— COMPITO 1 —
Estrai dal testo sulla scelta degli oggetti il passo da "La scelta degli" a "sono spiegata bene.".
— COMPITO 2 —
Rispondi a queste domande sul testo sulla scelta degli oggetti:
(a) Di quale difficoltà si parla come motivo per portare un oggetto culturale?
(b) Che cosa propone chi scrive di chiedersi sull'oggetto scelto?
(c) A quale scopo si vuole rendere proficua la discussione intorno agli oggetti?

— TESTO ESTRATTO —
******

La scelta degli oggetti di cui in apertura mail si inserisce in questo percorso. Vista la difficoltà che abbiamo avuto a trovare da subito una formula e un calendario per la socializzazione dei saperi, si è pensato che quello di portare un oggetto culturle che giudichaimo rappresentativo potesse essere un primo punto di partenza, oltreché un metodo che consente di istituire una continua dialettica tra il particolare e il generale, ovvero dall'esperienza personale (perché hai scelto questo oggetto? cosa dice di te?) alla teoria - se trattasi di contributi teorici - o alla riflessione e all'analisi dell'esperienza, che è comunque una forma di conoscenza che implica la capacità di generalizzare e astrarre.Mmmhhh....non so se mi sono spiegata bene.
Ecco, comunque direi questo: scegliamo qualunque cosa ci vada di portare ma proviamo a chiederci perché l'abbiamo scelta: ho un'idea su come gestire questa domanda e strutturare la discussione intorno agli oggetti in modo che sia proficua ai fini della costituzione del "lessico".

******

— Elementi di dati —

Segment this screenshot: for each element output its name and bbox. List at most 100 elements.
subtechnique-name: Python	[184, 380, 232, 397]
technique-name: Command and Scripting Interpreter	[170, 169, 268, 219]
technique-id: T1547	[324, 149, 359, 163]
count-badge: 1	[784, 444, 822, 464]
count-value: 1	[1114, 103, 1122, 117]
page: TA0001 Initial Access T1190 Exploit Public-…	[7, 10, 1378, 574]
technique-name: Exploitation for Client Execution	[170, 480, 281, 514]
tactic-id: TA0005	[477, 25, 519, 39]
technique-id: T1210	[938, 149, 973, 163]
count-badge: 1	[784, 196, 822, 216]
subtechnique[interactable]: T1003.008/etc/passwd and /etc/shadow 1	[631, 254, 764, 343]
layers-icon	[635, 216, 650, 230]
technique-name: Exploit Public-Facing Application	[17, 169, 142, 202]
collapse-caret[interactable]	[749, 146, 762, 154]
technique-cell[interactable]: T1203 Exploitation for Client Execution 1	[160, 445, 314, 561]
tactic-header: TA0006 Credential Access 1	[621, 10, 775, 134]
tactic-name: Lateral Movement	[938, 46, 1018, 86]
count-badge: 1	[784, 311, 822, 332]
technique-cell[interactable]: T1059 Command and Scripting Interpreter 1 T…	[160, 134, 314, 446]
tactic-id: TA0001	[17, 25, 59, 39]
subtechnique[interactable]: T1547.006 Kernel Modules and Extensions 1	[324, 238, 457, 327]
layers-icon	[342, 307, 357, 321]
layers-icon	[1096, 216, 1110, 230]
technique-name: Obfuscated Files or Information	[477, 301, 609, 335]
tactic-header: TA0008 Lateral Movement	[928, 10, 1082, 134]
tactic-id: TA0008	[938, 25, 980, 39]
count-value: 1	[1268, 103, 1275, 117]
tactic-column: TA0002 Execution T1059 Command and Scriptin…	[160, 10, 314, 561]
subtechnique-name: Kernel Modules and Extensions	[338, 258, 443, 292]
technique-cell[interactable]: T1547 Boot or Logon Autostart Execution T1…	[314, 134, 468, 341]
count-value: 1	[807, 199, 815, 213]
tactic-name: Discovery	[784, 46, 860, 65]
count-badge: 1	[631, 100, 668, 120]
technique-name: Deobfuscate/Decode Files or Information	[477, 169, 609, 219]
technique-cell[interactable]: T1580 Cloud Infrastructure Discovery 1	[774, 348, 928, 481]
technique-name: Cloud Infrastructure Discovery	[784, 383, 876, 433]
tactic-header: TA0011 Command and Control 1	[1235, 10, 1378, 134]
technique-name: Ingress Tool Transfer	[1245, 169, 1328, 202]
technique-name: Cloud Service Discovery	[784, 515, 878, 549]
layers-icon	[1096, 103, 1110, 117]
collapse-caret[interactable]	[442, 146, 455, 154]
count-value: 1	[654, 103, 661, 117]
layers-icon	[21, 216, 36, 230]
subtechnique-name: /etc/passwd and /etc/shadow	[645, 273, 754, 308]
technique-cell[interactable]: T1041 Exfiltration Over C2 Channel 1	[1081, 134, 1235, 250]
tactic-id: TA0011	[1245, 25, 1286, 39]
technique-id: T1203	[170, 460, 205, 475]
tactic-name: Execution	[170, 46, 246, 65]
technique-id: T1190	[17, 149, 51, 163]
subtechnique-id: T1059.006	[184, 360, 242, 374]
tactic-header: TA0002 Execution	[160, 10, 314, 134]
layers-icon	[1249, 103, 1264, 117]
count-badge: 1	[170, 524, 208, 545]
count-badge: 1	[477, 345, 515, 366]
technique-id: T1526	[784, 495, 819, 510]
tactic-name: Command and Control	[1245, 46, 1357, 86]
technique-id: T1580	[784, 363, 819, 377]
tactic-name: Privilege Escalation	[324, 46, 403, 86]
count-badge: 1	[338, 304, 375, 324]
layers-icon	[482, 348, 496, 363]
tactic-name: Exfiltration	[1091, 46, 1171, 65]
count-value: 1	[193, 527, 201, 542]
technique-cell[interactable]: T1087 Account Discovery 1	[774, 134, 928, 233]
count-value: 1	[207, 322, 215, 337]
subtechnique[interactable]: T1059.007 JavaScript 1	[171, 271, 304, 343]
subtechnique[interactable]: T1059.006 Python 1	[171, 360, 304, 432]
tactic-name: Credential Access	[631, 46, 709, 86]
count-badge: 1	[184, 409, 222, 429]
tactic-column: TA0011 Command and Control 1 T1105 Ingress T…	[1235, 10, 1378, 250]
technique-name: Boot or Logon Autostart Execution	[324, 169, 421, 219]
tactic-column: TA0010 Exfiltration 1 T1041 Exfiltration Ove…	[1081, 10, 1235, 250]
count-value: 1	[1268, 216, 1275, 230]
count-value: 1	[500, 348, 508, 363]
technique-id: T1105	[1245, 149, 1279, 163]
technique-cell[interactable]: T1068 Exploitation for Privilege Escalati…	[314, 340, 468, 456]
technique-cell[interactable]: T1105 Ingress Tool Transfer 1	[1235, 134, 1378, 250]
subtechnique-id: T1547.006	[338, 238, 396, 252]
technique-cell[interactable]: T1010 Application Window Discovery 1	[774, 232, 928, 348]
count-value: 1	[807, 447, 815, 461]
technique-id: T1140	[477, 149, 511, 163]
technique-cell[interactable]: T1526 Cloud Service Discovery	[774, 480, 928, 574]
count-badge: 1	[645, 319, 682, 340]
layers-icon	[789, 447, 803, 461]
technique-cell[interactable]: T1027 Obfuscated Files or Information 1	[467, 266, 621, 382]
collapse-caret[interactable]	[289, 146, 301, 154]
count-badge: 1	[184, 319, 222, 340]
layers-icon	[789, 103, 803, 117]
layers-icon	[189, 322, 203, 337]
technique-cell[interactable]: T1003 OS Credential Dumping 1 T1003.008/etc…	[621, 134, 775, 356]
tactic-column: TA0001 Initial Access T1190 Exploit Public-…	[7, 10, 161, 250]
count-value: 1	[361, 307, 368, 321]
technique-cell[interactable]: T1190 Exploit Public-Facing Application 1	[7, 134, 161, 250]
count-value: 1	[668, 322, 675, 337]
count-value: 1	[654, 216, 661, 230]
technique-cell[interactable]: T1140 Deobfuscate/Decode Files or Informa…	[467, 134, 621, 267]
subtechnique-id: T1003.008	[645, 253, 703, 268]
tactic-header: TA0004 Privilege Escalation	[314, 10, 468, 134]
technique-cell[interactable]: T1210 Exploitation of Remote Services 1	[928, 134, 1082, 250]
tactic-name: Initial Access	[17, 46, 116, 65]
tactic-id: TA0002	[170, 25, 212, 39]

******

— RISPOSTA ATTESA 1 —
La scelta degli oggetti di cui in apertura mail si inserisce in questo percorso. Vista la difficoltà che abbiamo avuto a trovare da subito una formula e un calendario per la socializzazione dei saperi, si è pensato che quello di portare un oggetto culturle che giudichaimo rappresentativo potesse essere un primo punto di partenza, oltreché un metodo che consente di istituire una continua dialettica tra il particolare e il generale, ovvero dall'esperienza personale (perché hai scelto questo oggetto? cosa dice di te?) alla teoria - se trattasi di contributi teorici - o alla riflessione e all'analisi dell'esperienza, che è comunque una forma di conoscenza che implica la capacità di generalizzare e astrarre.Mmmhhh....non so se mi sono spiegata bene.

— RISPOSTA ATTESA 2 —
(a) La difficoltà a trovare da subito una formula e un calendario per la socializzazione dei saperi.
(b) Perché lo si è scelto.
(c) Alla costituzione del "lessico".